**DESCRIPTION OF THE TASK**
Scan the listing below and copy every line holding "image".

**INFORMATION SUPPLIED**
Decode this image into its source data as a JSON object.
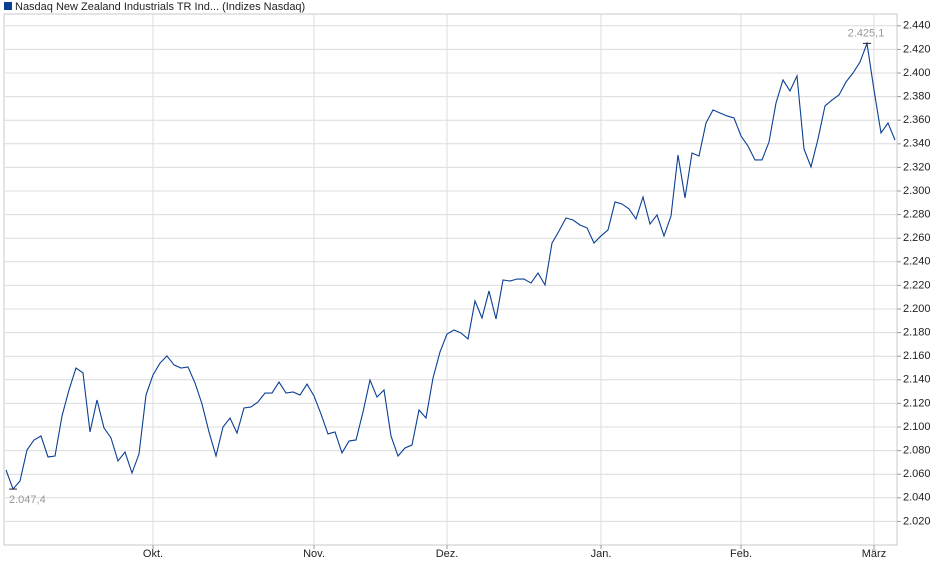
{
  "chart_data": {
    "type": "line",
    "series": [
      {
        "name": "Nasdaq New Zealand Industrials TR Ind... (Indizes Nasdaq)",
        "color": "#0b3f94",
        "values": [
          2063.6,
          2047.4,
          2054.2,
          2080.5,
          2089.0,
          2092.4,
          2074.6,
          2075.4,
          2109.3,
          2131.4,
          2150.0,
          2145.8,
          2095.8,
          2122.9,
          2099.2,
          2090.7,
          2071.2,
          2078.8,
          2061.0,
          2077.1,
          2127.1,
          2144.1,
          2154.2,
          2160.2,
          2152.6,
          2150.0,
          2150.9,
          2137.3,
          2119.5,
          2095.8,
          2075.4,
          2100.0,
          2107.6,
          2094.9,
          2116.1,
          2117.0,
          2121.2,
          2128.8,
          2128.8,
          2138.1,
          2128.8,
          2129.7,
          2127.1,
          2136.4,
          2126.3,
          2111.0,
          2094.1,
          2095.8,
          2078.0,
          2088.1,
          2089.0,
          2112.7,
          2139.8,
          2125.4,
          2131.4,
          2092.4,
          2075.4,
          2082.2,
          2084.8,
          2114.4,
          2107.6,
          2141.5,
          2163.6,
          2178.8,
          2182.2,
          2179.7,
          2174.6,
          2206.8,
          2192.4,
          2215.3,
          2191.5,
          2224.6,
          2223.7,
          2225.4,
          2225.4,
          2222.0,
          2230.5,
          2220.4,
          2255.9,
          2266.1,
          2277.1,
          2275.4,
          2271.2,
          2268.7,
          2255.9,
          2261.9,
          2267.0,
          2290.7,
          2289.0,
          2284.8,
          2276.3,
          2294.9,
          2272.0,
          2279.7,
          2261.9,
          2278.8,
          2330.5,
          2294.1,
          2332.2,
          2329.7,
          2357.6,
          2368.7,
          2366.1,
          2363.6,
          2361.9,
          2346.6,
          2338.1,
          2326.3,
          2326.3,
          2341.5,
          2374.6,
          2394.1,
          2384.8,
          2397.5,
          2335.6,
          2320.4,
          2344.1,
          2372.1,
          2377.1,
          2381.4,
          2392.4,
          2400.0,
          2409.3,
          2425.1,
          2385.6,
          2349.2,
          2357.6,
          2343.2
        ]
      }
    ],
    "categories": [
      null,
      null,
      null,
      null,
      null,
      null,
      null,
      null,
      null,
      null,
      null,
      null,
      null,
      null,
      null,
      null,
      null,
      null,
      null,
      null,
      null,
      "Okt.",
      null,
      null,
      null,
      null,
      null,
      null,
      null,
      null,
      null,
      null,
      null,
      null,
      null,
      null,
      null,
      null,
      null,
      null,
      null,
      null,
      null,
      null,
      "Nov.",
      null,
      null,
      null,
      null,
      null,
      null,
      null,
      null,
      null,
      null,
      null,
      null,
      null,
      null,
      null,
      null,
      null,
      null,
      "Dez.",
      null,
      null,
      null,
      null,
      null,
      null,
      null,
      null,
      null,
      null,
      null,
      null,
      null,
      null,
      null,
      null,
      null,
      null,
      null,
      null,
      null,
      "Jan.",
      null,
      null,
      null,
      null,
      null,
      null,
      null,
      null,
      null,
      null,
      null,
      null,
      null,
      null,
      null,
      null,
      null,
      null,
      null,
      "Feb.",
      null,
      null,
      null,
      null,
      null,
      null,
      null,
      null,
      null,
      null,
      null,
      null,
      null,
      null,
      null,
      null,
      null,
      null,
      "März",
      null,
      null,
      null
    ],
    "annotations": {
      "max": "2.425,1",
      "min": "2.047,4"
    },
    "ylim": [
      2000,
      2450
    ],
    "yticks": [
      {
        "value": 2020,
        "label": "2.020"
      },
      {
        "value": 2040,
        "label": "2.040"
      },
      {
        "value": 2060,
        "label": "2.060"
      },
      {
        "value": 2080,
        "label": "2.080"
      },
      {
        "value": 2100,
        "label": "2.100"
      },
      {
        "value": 2120,
        "label": "2.120"
      },
      {
        "value": 2140,
        "label": "2.140"
      },
      {
        "value": 2160,
        "label": "2.160"
      },
      {
        "value": 2180,
        "label": "2.180"
      },
      {
        "value": 2200,
        "label": "2.200"
      },
      {
        "value": 2220,
        "label": "2.220"
      },
      {
        "value": 2240,
        "label": "2.240"
      },
      {
        "value": 2260,
        "label": "2.260"
      },
      {
        "value": 2280,
        "label": "2.280"
      },
      {
        "value": 2300,
        "label": "2.300"
      },
      {
        "value": 2320,
        "label": "2.320"
      },
      {
        "value": 2340,
        "label": "2.340"
      },
      {
        "value": 2360,
        "label": "2.360"
      },
      {
        "value": 2380,
        "label": "2.380"
      },
      {
        "value": 2400,
        "label": "2.400"
      },
      {
        "value": 2420,
        "label": "2.420"
      },
      {
        "value": 2440,
        "label": "2.440"
      }
    ],
    "grid": true
  }
}
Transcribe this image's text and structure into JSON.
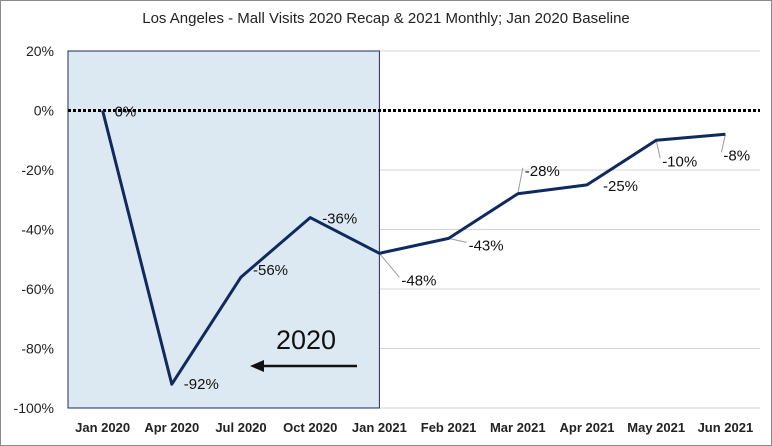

**SOLUTION TO THIS EXERCISE**
Decode this image into its source data as a JSON object.
Transcribe this image's text and structure into JSON.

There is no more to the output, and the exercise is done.